◆ **Extracted records**
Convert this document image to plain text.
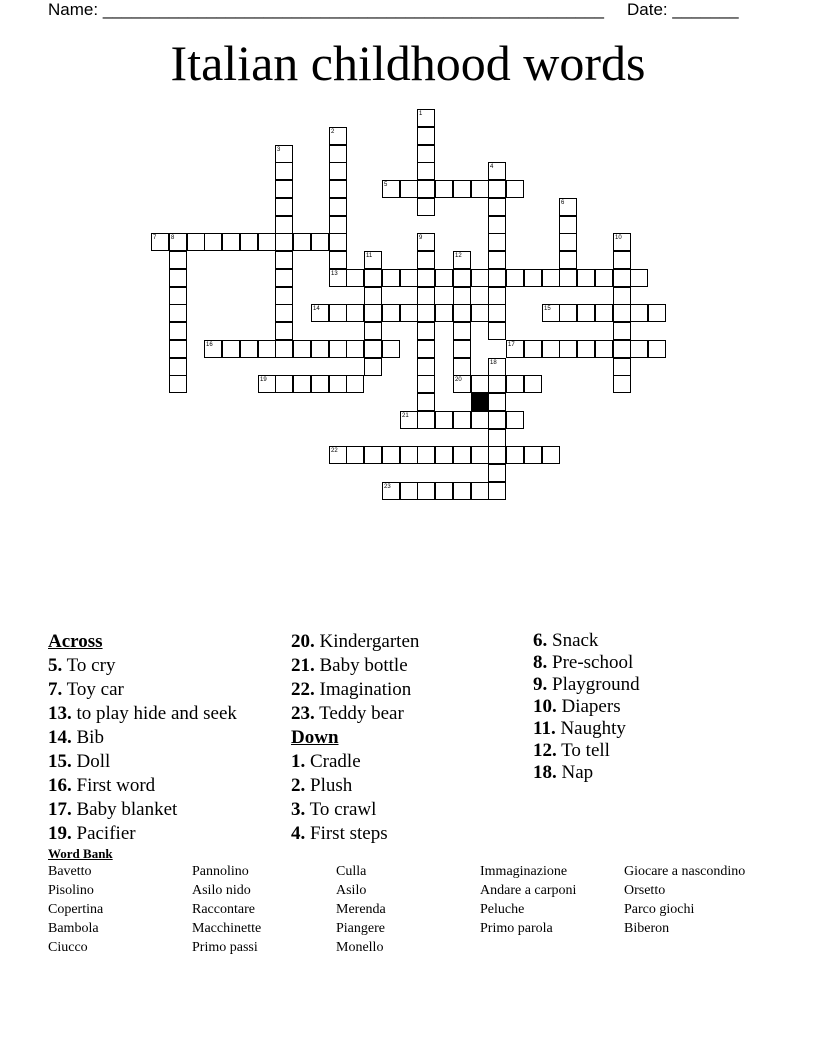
Name: _____________________________________________________ Date: _______
Italian childhood words
1
2
3
4
5
6
7 8	9	10
11	12
13
14	15
16	17
18
19	20
21
22
23
Across
5. To cry
7. Toy car
13. to play hide and seek
14. Bib
15. Doll
16. First word
17. Baby blanket
19. Pacifier
20. Kindergarten
21. Baby bottle
22. Imagination
23. Teddy bear
Down
1. Cradle
2. Plush
3. To crawl
4. First steps
6. Snack
8. Pre-school
9. Playground
10. Diapers
11. Naughty
12. To tell
18. Nap
Word Bank
Bavetto
Pisolino
Copertina
Bambola
Ciucco
Pannolino
Asilo nido
Raccontare
Macchinette
Primo passi
Culla
Asilo
Merenda
Piangere
Monello
Immaginazione
Andare a carponi
Peluche
Primo parola
Giocare a nascondino
Orsetto
Parco giochi
Biberon
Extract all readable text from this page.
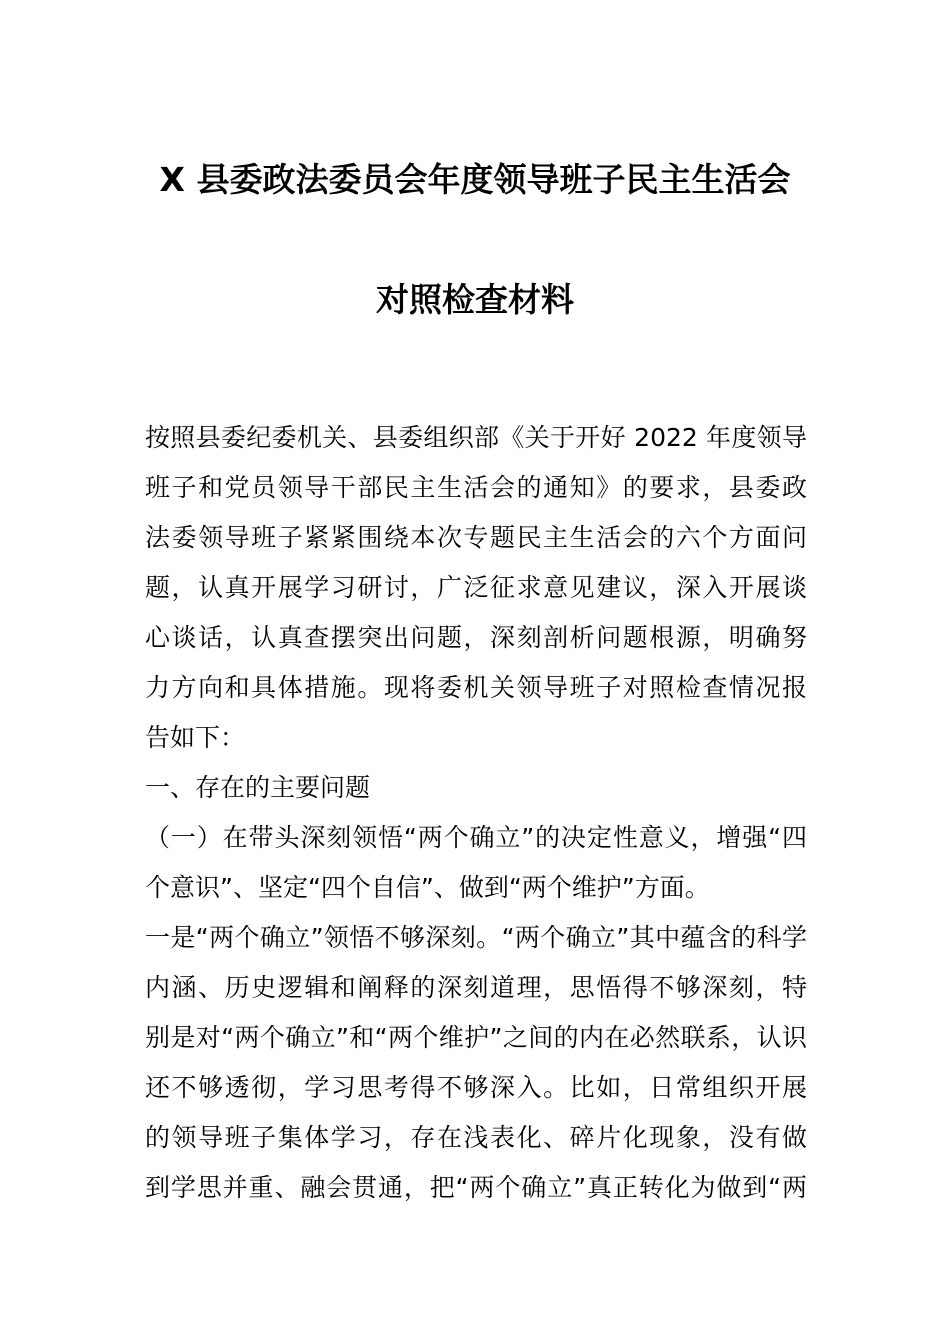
X 县委政法委员会年度领导班子民主生活会
对照检查材料
按照县委纪委机关、县委组织部《关于开好 2022 年度领导
班子和党员领导干部民主生活会的通知》的要求，县委政
法委领导班子紧紧围绕本次专题民主生活会的六个方面问
题，认真开展学习研讨，广泛征求意见建议，深入开展谈
心谈话，认真查摆突出问题，深刻剖析问题根源，明确努
力方向和具体措施。现将委机关领导班子对照检查情况报
告如下：
一、存在的主要问题
（一）在带头深刻领悟“两个确立”的决定性意义，增强“四
个意识”、坚定“四个自信”、做到“两个维护”方面。
一是“两个确立”领悟不够深刻。“两个确立”其中蕴含的科学
内涵、历史逻辑和阐释的深刻道理，思悟得不够深刻，特
别是对“两个确立”和“两个维护”之间的内在必然联系，认识
还不够透彻，学习思考得不够深入。比如，日常组织开展
的领导班子集体学习，存在浅表化、碎片化现象，没有做
到学思并重、融会贯通，把“两个确立”真正转化为做到“两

◆ **What to do**
Scan the entries above for the word "text" and collect each line holding it.

◆ **Written answer**
Convert this document image to plain text.
Extract all readable text from this page.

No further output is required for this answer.